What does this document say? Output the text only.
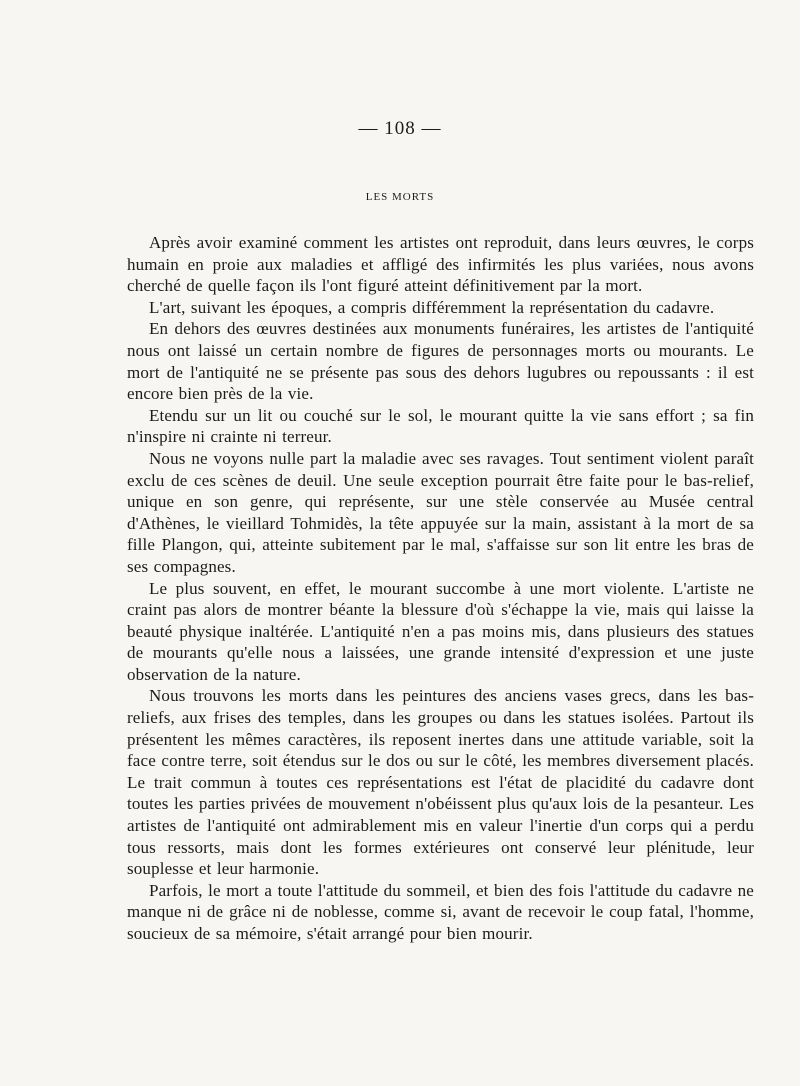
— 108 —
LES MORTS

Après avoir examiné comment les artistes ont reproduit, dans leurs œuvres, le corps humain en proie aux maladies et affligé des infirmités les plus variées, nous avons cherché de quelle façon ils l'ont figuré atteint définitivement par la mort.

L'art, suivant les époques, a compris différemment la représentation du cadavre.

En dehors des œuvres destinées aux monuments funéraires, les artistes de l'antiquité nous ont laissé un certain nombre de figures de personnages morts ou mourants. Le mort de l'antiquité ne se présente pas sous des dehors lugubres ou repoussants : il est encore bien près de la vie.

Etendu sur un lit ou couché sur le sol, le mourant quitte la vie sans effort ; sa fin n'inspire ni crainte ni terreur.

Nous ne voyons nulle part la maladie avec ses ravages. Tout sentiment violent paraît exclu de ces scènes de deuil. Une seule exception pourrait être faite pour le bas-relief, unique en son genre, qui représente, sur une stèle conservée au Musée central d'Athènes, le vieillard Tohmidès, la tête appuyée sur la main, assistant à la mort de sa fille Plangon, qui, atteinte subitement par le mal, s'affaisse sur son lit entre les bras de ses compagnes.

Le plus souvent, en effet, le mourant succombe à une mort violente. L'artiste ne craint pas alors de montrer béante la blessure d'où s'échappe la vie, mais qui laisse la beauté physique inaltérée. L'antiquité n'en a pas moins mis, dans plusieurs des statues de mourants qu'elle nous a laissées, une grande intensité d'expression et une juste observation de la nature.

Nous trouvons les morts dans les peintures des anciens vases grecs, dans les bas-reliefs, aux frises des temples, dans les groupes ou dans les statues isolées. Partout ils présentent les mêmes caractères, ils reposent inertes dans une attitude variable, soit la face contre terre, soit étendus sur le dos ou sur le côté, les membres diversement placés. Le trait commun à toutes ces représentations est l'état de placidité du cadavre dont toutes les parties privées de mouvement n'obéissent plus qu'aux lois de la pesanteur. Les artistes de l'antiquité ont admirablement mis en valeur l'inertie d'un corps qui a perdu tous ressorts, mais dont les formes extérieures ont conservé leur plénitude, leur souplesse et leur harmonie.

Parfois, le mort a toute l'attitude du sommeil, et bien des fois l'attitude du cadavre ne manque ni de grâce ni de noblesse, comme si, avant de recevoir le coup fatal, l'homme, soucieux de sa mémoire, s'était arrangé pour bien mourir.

________

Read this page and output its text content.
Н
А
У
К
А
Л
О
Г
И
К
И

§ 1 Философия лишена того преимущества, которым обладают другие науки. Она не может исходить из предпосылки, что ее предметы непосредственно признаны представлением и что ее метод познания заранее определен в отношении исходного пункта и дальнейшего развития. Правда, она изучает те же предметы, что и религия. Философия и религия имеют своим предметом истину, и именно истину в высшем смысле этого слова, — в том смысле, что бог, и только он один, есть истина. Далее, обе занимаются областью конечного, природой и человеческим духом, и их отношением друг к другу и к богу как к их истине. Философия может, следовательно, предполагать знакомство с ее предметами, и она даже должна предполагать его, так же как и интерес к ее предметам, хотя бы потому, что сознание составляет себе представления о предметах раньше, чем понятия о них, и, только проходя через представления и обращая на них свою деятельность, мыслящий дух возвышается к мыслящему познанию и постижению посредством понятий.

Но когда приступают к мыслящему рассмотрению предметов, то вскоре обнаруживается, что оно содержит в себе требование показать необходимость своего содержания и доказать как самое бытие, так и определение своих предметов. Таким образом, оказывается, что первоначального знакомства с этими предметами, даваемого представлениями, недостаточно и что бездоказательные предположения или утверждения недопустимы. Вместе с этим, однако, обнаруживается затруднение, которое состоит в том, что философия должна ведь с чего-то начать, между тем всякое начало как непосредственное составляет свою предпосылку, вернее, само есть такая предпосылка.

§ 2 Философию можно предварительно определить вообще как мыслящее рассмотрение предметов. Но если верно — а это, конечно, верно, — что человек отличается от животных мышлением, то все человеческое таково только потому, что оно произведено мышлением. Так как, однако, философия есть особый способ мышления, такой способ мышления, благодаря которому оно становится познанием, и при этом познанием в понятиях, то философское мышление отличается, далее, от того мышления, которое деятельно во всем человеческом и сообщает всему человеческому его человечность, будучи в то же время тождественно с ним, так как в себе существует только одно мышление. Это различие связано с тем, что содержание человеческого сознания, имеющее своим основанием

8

________

* The problem: Make a tally of the lines in this data that include the string "предметов", and answer with that tally alone.

* Full response: 2